* _Aim_:
Write out all entries word for word.
——————
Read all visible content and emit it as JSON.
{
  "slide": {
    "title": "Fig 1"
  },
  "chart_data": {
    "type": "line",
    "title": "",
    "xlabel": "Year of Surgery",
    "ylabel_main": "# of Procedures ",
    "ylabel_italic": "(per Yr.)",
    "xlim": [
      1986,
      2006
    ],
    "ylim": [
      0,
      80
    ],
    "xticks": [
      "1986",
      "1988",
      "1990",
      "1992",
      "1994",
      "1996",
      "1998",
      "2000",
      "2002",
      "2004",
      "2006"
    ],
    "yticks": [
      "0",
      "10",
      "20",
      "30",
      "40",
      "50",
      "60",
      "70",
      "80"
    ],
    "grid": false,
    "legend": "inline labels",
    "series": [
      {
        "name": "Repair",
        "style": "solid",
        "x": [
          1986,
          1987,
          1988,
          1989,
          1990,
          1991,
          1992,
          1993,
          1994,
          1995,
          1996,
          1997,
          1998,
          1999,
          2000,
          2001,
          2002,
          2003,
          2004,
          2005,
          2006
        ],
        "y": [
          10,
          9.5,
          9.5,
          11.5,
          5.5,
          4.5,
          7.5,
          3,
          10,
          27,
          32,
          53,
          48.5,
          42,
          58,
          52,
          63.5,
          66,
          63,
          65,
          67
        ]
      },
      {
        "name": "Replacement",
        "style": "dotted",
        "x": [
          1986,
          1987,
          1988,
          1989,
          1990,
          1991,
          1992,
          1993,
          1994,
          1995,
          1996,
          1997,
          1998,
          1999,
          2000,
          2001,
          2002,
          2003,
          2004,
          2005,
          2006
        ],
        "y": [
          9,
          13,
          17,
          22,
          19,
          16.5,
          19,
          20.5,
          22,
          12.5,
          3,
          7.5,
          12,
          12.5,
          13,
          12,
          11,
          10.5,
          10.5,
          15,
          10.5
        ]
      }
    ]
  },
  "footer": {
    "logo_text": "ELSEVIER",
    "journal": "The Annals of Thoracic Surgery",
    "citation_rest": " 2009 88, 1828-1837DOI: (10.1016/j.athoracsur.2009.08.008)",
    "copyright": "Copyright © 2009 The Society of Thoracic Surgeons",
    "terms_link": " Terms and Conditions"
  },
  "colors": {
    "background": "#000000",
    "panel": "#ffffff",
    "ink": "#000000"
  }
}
——————
* _Exercise output_:
Read all visible content and emit it as JSON.
{
  "slide": {
    "title": "Fig 1"
  },
  "chart_data": {
    "type": "line",
    "title": "",
    "xlabel": "Year of Surgery",
    "ylabel_main": "# of Procedures ",
    "ylabel_italic": "(per Yr.)",
    "xlim": [
      1986,
      2006
    ],
    "ylim": [
      0,
      80
    ],
    "xticks": [
      "1986",
      "1988",
      "1990",
      "1992",
      "1994",
      "1996",
      "1998",
      "2000",
      "2002",
      "2004",
      "2006"
    ],
    "yticks": [
      "0",
      "10",
      "20",
      "30",
      "40",
      "50",
      "60",
      "70",
      "80"
    ],
    "grid": false,
    "legend": "inline labels",
    "series": [
      {
        "name": "Repair",
        "style": "solid",
        "x": [
          1986,
          1987,
          1988,
          1989,
          1990,
          1991,
          1992,
          1993,
          1994,
          1995,
          1996,
          1997,
          1998,
          1999,
          2000,
          2001,
          2002,
          2003,
          2004,
          2005,
          2006
        ],
        "y": [
          10,
          9.5,
          9.5,
          11.5,
          5.5,
          4.5,
          7.5,
          3,
          10,
          27,
          32,
          53,
          48.5,
          42,
          58,
          52,
          63.5,
          66,
          63,
          65,
          67
        ]
      },
      {
        "name": "Replacement",
        "style": "dotted",
        "x": [
          1986,
          1987,
          1988,
          1989,
          1990,
          1991,
          1992,
          1993,
          1994,
          1995,
          1996,
          1997,
          1998,
          1999,
          2000,
          2001,
          2002,
          2003,
          2004,
          2005,
          2006
        ],
        "y": [
          9,
          13,
          17,
          22,
          19,
          16.5,
          19,
          20.5,
          22,
          12.5,
          3,
          7.5,
          12,
          12.5,
          13,
          12,
          11,
          10.5,
          10.5,
          15,
          10.5
        ]
      }
    ]
  },
  "footer": {
    "logo_text": "ELSEVIER",
    "journal": "The Annals of Thoracic Surgery",
    "citation_rest": " 2009 88, 1828-1837DOI: (10.1016/j.athoracsur.2009.08.008)",
    "copyright": "Copyright © 2009 The Society of Thoracic Surgeons",
    "terms_link": " Terms and Conditions"
  },
  "colors": {
    "background": "#000000",
    "panel": "#ffffff",
    "ink": "#000000"
  }
}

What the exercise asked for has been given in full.